**** Exercise inputs ****

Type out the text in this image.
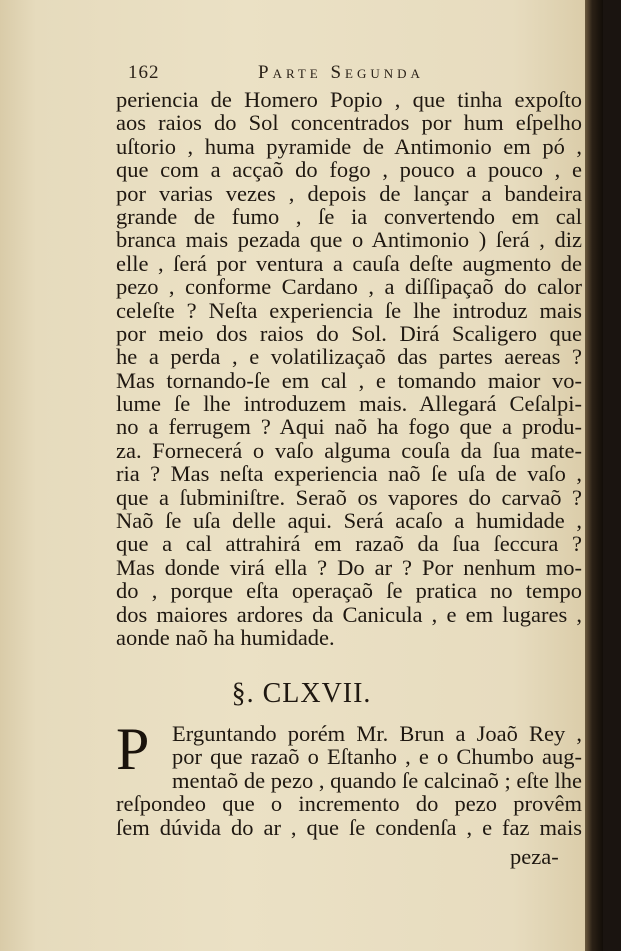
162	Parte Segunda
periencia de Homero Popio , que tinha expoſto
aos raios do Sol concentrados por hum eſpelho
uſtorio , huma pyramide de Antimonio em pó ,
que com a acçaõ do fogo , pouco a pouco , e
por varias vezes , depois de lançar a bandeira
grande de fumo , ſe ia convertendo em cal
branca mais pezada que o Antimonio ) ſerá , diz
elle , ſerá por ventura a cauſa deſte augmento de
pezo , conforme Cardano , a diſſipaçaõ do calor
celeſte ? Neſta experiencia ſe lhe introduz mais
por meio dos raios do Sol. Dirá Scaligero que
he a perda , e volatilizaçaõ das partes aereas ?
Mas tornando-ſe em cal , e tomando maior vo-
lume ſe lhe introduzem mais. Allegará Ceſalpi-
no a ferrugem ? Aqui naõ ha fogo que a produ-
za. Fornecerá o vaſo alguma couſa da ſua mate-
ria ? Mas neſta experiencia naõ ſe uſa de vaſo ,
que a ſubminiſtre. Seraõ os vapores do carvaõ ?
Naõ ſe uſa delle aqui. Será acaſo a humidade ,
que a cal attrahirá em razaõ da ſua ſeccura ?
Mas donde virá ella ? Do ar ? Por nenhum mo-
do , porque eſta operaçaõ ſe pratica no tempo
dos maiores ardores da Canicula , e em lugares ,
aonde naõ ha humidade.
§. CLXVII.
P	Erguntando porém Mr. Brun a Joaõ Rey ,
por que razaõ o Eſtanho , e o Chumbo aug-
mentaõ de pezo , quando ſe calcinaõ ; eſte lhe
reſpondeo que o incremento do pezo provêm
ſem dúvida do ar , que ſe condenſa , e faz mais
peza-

****
**** Exercise inputs ****

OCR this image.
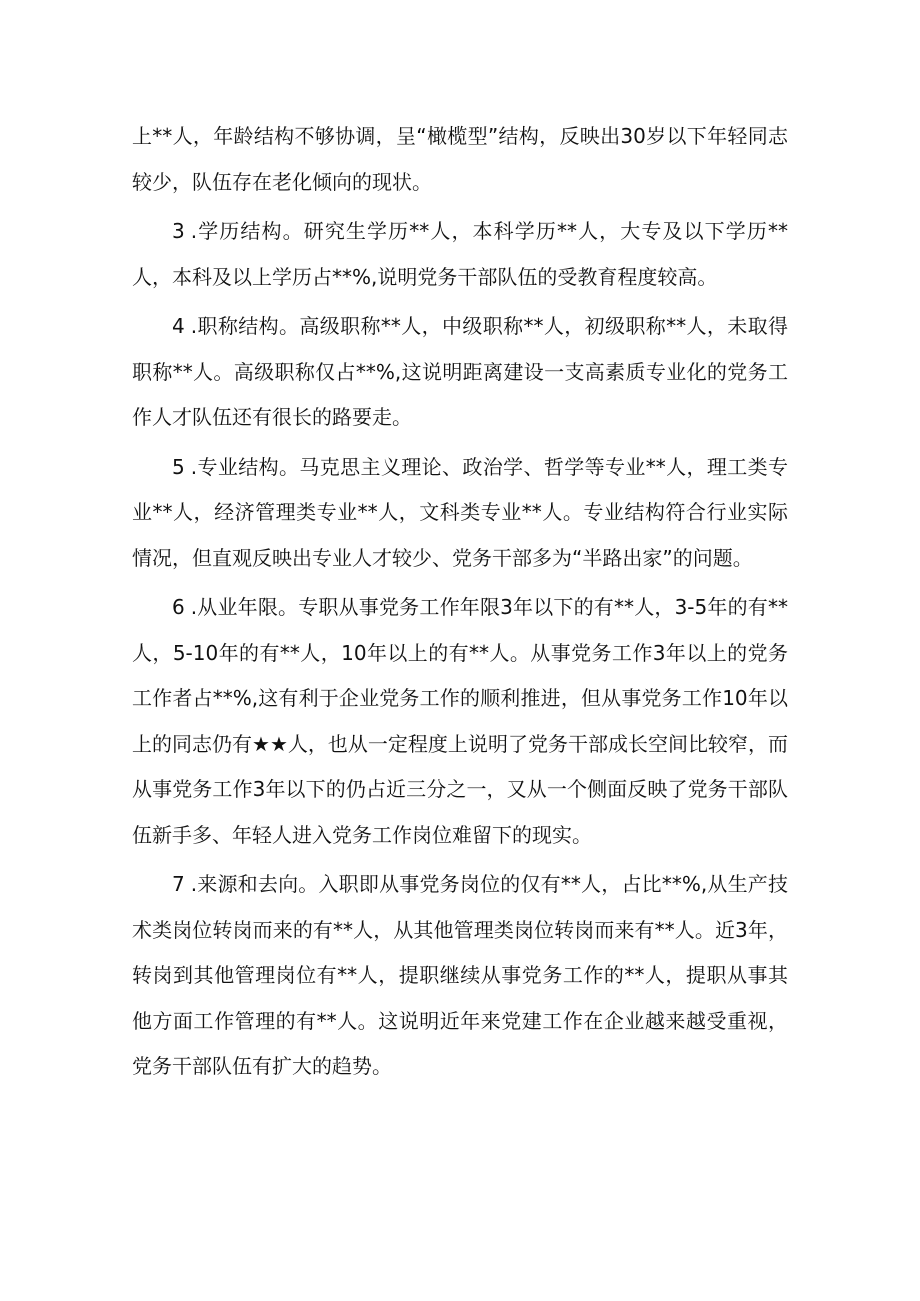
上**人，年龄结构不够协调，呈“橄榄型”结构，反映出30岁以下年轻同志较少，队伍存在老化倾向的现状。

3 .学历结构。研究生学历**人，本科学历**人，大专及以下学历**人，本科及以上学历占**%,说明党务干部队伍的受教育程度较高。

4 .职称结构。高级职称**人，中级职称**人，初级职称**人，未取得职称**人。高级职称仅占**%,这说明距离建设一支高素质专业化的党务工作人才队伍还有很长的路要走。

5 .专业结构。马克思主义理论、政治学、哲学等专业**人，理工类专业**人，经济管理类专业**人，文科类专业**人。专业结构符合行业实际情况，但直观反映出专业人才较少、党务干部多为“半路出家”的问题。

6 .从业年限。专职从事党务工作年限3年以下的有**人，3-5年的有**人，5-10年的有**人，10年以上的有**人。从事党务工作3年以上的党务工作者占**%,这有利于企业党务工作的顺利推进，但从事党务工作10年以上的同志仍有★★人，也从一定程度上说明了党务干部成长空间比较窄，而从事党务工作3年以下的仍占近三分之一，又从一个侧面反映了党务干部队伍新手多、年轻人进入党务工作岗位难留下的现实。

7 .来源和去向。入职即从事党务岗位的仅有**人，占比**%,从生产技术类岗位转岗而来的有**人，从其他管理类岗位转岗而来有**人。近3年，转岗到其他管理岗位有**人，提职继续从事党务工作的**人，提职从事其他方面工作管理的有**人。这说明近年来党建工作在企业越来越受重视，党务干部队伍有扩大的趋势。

****

Gather up every line in the data above that contains the word "humidade", copying each one.

Naõ ſe uſa delle aqui. Será acaſo a humidade ,
aonde naõ ha humidade.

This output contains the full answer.